## EXERCISE OBJECTIVE
Give the number of lines containing the word "zoom", and nothing else.
========
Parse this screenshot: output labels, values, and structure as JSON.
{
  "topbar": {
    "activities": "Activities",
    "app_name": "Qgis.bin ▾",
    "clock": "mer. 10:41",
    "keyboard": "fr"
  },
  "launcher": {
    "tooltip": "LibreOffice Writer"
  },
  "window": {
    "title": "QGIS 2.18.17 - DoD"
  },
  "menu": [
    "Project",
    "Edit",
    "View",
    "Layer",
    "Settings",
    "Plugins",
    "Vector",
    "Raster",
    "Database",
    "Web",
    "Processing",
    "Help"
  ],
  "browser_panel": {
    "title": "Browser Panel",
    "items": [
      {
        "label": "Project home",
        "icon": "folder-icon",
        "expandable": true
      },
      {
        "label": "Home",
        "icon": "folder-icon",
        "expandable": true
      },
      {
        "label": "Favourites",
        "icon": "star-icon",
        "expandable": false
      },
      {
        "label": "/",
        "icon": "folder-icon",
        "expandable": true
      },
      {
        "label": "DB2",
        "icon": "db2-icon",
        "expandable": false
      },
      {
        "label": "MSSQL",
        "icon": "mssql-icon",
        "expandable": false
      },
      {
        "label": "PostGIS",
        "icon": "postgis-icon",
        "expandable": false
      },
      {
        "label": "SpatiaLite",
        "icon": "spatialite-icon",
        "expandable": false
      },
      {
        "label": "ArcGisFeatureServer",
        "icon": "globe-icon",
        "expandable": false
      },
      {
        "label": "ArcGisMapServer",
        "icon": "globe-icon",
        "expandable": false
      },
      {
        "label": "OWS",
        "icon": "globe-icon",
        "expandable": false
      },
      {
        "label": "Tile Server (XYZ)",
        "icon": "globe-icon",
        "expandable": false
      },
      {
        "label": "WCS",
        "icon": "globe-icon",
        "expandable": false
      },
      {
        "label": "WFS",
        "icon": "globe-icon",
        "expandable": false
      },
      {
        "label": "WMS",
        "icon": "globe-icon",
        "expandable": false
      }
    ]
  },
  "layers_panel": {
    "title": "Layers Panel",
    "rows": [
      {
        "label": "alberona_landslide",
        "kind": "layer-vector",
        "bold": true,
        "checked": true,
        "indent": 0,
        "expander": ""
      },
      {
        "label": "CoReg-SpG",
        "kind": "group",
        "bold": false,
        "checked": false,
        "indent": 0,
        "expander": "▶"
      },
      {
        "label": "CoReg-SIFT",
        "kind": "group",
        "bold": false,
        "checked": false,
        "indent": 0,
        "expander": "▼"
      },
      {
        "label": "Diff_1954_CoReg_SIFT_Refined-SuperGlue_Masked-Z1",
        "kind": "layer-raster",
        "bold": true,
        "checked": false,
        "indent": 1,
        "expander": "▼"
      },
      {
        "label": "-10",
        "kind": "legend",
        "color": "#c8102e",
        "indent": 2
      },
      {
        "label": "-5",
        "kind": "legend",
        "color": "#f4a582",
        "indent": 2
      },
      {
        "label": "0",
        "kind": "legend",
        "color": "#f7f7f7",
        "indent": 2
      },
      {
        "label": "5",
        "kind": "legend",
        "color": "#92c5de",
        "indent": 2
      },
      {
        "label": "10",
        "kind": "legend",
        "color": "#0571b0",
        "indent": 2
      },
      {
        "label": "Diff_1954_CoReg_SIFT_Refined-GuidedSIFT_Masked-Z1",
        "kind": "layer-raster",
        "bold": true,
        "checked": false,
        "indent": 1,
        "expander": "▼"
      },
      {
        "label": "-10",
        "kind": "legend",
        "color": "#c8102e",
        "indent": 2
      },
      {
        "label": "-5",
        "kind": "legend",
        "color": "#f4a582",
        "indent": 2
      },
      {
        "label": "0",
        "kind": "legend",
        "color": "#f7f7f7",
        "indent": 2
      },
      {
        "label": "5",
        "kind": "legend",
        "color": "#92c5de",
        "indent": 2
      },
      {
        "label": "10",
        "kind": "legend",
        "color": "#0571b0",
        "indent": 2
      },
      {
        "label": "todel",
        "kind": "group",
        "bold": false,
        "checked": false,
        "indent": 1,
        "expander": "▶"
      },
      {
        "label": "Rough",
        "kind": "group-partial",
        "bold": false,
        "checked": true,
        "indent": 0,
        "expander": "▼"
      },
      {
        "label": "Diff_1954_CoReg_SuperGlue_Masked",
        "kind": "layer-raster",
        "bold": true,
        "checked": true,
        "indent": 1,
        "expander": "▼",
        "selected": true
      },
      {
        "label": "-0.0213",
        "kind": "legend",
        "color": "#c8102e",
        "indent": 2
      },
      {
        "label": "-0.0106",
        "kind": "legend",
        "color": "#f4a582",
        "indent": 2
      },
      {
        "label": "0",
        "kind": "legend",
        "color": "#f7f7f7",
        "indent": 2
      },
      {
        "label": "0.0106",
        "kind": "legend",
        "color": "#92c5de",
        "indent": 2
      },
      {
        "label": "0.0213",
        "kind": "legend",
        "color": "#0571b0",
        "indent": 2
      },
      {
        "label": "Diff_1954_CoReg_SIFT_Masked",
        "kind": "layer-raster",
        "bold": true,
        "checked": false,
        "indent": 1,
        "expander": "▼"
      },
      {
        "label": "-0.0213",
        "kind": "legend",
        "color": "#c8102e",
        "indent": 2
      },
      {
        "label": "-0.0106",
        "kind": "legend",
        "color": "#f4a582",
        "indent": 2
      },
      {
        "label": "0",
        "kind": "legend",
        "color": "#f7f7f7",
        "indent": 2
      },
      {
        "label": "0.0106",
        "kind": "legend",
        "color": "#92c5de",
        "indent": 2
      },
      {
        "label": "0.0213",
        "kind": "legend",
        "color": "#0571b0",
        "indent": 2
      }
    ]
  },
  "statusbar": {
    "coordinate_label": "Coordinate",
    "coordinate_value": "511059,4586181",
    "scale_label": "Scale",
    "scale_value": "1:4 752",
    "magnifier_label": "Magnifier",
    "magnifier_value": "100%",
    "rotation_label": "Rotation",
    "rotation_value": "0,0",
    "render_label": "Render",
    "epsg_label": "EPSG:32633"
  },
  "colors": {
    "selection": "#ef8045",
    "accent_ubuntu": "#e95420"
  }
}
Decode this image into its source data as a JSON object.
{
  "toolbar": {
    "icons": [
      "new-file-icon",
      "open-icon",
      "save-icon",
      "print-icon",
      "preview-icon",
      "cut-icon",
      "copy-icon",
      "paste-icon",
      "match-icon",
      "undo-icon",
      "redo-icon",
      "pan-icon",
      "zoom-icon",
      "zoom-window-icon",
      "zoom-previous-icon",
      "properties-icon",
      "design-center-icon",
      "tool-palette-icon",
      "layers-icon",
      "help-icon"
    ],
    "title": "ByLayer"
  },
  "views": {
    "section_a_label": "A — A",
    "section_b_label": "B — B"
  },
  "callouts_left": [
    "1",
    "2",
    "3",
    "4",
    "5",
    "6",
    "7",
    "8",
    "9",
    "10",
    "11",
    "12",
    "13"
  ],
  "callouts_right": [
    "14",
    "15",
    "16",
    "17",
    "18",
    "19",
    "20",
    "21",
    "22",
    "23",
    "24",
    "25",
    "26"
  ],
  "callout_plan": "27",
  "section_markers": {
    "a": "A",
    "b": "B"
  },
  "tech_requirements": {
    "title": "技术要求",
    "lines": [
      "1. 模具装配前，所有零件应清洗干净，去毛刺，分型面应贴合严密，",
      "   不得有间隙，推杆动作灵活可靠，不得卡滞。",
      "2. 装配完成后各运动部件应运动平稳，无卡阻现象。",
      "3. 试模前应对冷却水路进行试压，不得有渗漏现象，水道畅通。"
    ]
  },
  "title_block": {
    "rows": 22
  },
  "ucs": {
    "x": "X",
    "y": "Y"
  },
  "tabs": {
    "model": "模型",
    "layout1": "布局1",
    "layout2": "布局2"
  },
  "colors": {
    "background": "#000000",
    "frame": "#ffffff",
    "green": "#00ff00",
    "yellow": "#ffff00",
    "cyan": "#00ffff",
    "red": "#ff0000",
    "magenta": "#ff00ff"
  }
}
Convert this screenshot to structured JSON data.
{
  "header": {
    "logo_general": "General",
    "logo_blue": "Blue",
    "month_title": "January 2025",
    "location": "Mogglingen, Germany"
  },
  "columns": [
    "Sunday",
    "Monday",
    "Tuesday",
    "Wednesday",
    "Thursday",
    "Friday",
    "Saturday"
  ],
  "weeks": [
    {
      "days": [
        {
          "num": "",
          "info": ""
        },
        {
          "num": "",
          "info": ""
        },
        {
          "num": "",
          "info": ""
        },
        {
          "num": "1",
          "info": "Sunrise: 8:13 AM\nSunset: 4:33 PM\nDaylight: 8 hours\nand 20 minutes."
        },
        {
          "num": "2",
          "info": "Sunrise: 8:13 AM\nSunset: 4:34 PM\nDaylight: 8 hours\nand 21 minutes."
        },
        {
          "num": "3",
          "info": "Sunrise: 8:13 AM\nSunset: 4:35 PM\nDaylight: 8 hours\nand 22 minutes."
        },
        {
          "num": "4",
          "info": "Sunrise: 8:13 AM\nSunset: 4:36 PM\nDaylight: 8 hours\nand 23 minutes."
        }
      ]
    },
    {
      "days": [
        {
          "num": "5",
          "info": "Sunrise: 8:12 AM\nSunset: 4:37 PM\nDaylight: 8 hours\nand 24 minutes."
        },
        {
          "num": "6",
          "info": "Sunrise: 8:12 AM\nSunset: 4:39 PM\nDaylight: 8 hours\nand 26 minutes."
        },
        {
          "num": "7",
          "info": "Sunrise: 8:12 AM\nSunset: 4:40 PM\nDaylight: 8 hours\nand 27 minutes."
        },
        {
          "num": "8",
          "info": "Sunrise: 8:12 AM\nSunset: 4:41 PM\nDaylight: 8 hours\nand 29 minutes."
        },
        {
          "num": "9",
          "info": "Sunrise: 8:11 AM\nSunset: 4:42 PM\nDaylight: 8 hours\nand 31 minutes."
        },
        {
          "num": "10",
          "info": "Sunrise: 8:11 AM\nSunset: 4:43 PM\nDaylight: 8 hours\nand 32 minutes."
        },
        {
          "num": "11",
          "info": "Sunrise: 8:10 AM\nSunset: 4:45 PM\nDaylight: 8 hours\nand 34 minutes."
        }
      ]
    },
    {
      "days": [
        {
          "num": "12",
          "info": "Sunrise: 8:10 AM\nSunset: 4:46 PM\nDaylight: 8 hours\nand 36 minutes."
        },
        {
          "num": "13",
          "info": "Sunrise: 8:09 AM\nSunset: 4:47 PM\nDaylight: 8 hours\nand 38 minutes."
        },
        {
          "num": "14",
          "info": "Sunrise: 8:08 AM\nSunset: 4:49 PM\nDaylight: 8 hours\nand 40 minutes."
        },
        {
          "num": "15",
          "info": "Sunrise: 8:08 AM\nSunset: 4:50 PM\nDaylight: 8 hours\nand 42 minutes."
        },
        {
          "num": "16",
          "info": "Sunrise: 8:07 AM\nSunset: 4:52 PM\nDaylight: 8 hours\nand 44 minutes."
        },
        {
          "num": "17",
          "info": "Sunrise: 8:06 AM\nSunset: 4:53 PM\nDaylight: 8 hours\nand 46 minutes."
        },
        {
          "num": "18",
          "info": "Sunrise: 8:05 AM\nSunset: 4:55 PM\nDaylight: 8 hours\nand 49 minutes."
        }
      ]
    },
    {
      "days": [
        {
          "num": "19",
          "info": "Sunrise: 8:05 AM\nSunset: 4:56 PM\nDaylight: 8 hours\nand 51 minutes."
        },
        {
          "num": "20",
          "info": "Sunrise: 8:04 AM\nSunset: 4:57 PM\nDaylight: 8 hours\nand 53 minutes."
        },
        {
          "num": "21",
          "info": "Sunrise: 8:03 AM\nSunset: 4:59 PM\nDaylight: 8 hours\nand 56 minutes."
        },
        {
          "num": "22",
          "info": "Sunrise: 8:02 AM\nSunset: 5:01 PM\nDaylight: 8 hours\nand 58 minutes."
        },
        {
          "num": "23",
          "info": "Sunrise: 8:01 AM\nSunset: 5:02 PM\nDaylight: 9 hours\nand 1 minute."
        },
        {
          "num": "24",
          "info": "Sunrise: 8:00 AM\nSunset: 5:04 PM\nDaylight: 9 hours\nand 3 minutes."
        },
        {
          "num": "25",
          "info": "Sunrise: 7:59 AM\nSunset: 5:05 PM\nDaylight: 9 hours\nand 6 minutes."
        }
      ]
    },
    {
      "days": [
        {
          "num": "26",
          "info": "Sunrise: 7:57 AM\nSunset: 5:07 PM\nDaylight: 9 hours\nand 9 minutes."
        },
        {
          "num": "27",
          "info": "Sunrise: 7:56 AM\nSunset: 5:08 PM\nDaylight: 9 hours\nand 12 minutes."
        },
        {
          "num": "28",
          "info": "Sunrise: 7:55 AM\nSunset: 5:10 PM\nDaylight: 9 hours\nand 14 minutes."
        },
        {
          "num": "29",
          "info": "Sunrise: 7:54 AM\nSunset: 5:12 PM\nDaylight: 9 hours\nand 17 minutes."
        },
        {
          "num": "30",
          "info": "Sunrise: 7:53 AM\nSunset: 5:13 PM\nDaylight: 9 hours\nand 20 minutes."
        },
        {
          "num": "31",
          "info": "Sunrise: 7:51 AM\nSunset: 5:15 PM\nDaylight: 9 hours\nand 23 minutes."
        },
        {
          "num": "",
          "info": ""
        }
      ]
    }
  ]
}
========
## RESULT OF THIS EXERCISE
3